## START DATA EXCERPTS

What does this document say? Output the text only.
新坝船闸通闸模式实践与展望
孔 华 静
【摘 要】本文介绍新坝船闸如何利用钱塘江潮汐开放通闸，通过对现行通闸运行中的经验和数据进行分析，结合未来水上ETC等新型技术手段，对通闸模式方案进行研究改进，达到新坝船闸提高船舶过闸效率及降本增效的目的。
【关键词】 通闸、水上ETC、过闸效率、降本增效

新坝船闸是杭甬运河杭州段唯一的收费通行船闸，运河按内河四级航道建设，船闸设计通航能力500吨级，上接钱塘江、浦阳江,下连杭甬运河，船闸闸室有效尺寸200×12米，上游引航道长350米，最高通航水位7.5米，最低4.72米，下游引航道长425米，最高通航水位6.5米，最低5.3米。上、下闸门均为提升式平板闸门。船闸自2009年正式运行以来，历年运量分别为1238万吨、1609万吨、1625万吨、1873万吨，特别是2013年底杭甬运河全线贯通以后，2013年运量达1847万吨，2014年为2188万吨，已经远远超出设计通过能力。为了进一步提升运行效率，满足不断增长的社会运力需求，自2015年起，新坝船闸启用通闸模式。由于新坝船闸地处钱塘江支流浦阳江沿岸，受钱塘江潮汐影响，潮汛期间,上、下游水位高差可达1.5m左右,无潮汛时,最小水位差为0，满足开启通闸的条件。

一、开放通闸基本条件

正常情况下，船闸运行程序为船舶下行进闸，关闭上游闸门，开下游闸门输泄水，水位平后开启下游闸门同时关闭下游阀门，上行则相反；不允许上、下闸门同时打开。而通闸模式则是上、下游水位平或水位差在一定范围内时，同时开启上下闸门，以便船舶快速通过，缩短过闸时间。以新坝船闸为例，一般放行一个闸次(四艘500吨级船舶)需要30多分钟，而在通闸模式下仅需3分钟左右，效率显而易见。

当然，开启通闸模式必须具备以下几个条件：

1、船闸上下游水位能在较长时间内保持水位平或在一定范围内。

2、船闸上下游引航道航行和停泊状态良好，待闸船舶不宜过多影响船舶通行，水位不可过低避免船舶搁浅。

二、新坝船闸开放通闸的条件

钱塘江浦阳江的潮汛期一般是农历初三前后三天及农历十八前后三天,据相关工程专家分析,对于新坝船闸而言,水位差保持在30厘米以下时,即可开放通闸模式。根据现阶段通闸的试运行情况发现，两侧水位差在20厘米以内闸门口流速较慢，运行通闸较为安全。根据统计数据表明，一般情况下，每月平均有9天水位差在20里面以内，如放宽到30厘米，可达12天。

## END DATA EXCERPTS
## START DATA EXCERPTS

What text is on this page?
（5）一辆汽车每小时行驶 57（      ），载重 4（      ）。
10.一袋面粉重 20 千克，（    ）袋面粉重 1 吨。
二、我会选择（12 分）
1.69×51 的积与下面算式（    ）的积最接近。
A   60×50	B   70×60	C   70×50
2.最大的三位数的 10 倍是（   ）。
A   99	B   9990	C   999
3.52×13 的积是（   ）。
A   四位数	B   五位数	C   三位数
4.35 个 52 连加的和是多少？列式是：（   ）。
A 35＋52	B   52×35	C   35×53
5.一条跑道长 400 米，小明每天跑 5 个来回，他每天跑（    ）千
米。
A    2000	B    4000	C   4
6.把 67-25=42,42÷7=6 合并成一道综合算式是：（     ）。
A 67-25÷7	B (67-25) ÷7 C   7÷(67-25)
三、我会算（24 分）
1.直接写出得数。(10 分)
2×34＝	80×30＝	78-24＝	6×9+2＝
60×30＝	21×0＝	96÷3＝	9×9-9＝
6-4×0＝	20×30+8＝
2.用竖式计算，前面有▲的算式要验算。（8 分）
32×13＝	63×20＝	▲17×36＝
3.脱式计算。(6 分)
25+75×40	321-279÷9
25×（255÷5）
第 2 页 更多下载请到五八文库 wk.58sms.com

## END DATA EXCERPTS

Copy each line that holds the word "text".

What does this document say? Output the text only.
What text is on this page?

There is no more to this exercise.